Copy the lines from the one containing "Enumerate 43 of" through the one containing "- x-tick-label: 0: [120, 638, 130, 652]", switching "annotation" to "country-label" and leaving everything else unchanged.
------
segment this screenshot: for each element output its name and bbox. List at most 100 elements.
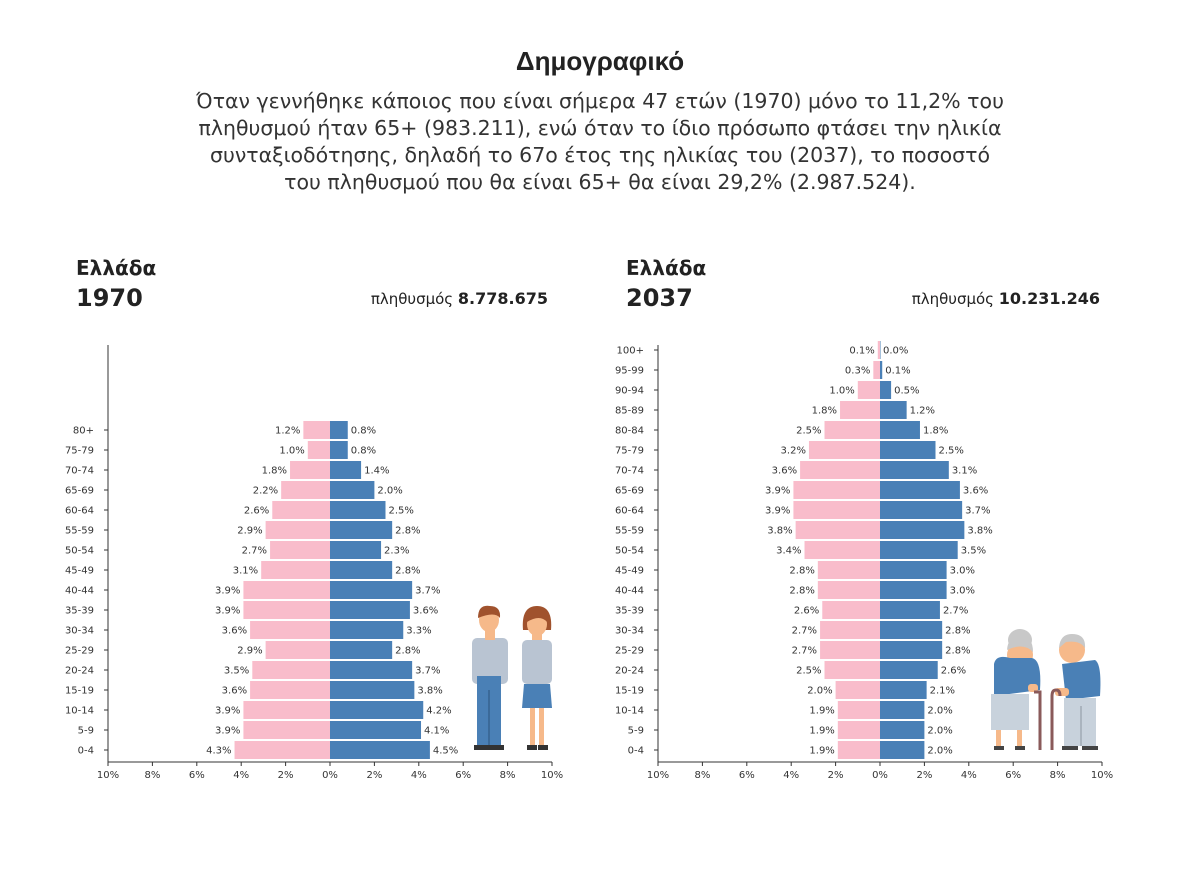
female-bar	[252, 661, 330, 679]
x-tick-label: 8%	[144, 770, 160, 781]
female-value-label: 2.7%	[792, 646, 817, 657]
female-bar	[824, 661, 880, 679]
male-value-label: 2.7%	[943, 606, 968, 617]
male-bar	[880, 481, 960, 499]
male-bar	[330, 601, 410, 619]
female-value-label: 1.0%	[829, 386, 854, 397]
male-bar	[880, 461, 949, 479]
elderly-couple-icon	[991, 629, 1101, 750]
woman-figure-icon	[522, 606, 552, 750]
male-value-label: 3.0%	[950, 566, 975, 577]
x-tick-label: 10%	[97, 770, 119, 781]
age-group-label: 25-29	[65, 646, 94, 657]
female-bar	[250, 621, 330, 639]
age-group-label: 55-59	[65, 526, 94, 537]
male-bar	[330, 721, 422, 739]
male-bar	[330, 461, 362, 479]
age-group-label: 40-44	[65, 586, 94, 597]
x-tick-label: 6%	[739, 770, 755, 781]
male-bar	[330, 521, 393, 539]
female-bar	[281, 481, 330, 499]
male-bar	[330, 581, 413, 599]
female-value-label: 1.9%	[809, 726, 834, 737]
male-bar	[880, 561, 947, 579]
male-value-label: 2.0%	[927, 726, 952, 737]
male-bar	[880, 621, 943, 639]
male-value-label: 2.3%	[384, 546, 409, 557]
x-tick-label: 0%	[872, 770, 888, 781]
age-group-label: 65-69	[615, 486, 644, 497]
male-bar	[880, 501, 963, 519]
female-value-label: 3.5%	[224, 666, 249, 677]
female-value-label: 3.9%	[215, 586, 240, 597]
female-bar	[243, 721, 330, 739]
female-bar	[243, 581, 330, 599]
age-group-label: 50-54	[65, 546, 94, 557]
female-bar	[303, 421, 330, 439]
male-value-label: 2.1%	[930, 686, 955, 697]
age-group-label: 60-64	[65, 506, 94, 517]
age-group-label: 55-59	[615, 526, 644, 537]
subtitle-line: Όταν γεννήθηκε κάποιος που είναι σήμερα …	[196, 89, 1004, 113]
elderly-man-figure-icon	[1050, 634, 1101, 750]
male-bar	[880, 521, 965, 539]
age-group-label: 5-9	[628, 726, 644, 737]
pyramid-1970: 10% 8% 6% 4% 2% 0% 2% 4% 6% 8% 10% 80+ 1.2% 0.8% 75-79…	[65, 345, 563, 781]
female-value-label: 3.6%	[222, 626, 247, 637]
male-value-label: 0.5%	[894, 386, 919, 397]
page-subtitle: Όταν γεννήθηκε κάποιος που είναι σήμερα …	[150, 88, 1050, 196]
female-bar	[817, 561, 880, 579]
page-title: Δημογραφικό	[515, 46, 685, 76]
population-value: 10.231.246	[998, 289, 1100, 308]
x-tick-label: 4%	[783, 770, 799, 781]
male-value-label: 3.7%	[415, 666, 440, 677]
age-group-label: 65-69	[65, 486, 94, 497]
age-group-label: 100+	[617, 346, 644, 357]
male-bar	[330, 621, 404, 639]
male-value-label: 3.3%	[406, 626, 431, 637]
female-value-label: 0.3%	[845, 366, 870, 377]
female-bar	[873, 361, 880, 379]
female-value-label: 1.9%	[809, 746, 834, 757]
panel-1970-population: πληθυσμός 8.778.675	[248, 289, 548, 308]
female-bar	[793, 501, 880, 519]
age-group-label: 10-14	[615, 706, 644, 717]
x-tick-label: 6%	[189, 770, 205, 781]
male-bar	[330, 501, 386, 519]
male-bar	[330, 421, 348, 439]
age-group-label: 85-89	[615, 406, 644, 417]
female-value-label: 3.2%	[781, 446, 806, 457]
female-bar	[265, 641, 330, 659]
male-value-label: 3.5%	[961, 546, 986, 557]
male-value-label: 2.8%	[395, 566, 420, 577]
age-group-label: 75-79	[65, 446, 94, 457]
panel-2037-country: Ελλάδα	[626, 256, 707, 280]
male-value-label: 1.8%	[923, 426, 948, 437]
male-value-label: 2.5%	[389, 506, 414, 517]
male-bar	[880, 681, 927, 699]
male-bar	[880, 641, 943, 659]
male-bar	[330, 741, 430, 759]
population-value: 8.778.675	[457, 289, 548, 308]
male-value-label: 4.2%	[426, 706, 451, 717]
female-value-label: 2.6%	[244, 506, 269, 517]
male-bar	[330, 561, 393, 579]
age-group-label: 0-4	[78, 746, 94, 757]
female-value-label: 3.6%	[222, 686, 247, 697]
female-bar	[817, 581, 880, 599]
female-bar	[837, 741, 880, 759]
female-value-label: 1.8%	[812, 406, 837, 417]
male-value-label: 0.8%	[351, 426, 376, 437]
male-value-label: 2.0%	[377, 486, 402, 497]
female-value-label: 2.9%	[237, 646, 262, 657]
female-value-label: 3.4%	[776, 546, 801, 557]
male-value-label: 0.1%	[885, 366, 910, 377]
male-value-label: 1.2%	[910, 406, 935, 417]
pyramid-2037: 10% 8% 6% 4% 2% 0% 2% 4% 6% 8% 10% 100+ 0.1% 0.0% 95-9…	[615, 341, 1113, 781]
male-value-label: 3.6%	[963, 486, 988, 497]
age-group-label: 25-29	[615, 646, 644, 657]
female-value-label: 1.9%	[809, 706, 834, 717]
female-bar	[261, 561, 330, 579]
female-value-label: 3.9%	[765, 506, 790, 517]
------
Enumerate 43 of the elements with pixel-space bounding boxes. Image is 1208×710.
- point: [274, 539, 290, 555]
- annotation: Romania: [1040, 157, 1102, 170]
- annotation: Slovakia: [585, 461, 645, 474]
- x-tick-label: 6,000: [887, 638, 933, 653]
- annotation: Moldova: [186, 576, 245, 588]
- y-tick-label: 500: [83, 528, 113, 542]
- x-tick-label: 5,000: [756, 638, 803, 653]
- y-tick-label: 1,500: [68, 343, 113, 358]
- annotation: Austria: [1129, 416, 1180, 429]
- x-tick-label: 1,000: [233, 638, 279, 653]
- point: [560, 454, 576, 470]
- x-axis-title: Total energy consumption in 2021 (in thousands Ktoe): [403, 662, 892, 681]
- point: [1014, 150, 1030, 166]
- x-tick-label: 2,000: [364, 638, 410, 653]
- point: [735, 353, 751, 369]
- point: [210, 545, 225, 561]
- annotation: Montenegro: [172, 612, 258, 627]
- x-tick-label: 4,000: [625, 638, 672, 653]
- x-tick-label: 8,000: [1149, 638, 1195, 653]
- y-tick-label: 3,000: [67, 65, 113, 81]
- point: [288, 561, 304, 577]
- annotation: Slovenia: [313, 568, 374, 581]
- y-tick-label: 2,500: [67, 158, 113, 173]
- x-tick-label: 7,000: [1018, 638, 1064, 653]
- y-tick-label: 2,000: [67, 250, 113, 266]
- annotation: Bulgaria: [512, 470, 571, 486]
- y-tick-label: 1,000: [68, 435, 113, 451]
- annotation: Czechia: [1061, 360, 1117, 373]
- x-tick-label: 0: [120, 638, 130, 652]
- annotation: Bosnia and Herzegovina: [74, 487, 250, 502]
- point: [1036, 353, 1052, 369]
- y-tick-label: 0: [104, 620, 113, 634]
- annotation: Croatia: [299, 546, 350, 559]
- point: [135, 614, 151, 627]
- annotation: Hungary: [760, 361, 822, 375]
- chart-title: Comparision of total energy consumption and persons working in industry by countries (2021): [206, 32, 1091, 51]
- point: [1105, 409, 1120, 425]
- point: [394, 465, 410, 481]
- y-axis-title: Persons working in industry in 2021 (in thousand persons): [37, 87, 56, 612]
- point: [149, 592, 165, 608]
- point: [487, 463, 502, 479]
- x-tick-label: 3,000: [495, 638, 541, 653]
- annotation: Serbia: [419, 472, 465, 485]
------
◆ Response to this exercise
Enumerate 43 of the elements with pixel-space bounding boxes. Image is 1208×710.
- point: [274, 539, 290, 555]
- country-label: Romania: [1040, 157, 1102, 170]
- country-label: Slovakia: [585, 461, 645, 474]
- x-tick-label: 6,000: [887, 638, 933, 653]
- country-label: Moldova: [186, 576, 245, 588]
- y-tick-label: 500: [83, 528, 113, 542]
- x-tick-label: 5,000: [756, 638, 803, 653]
- y-tick-label: 1,500: [68, 343, 113, 358]
- country-label: Austria: [1129, 416, 1180, 429]
- x-tick-label: 1,000: [233, 638, 279, 653]
- point: [560, 454, 576, 470]
- x-axis-title: Total energy consumption in 2021 (in thousands Ktoe): [403, 662, 892, 681]
- point: [1014, 150, 1030, 166]
- x-tick-label: 2,000: [364, 638, 410, 653]
- point: [735, 353, 751, 369]
- point: [210, 545, 225, 561]
- country-label: Montenegro: [172, 612, 258, 627]
- x-tick-label: 4,000: [625, 638, 672, 653]
- x-tick-label: 8,000: [1149, 638, 1195, 653]
- y-tick-label: 3,000: [67, 65, 113, 81]
- point: [288, 561, 304, 577]
- country-label: Slovenia: [313, 568, 374, 581]
- y-tick-label: 2,500: [67, 158, 113, 173]
- x-tick-label: 7,000: [1018, 638, 1064, 653]
- y-tick-label: 2,000: [67, 250, 113, 266]
- country-label: Bulgaria: [512, 470, 571, 486]
- y-tick-label: 1,000: [68, 435, 113, 451]
- country-label: Czechia: [1061, 360, 1117, 373]
- x-tick-label: 0: [120, 638, 130, 652]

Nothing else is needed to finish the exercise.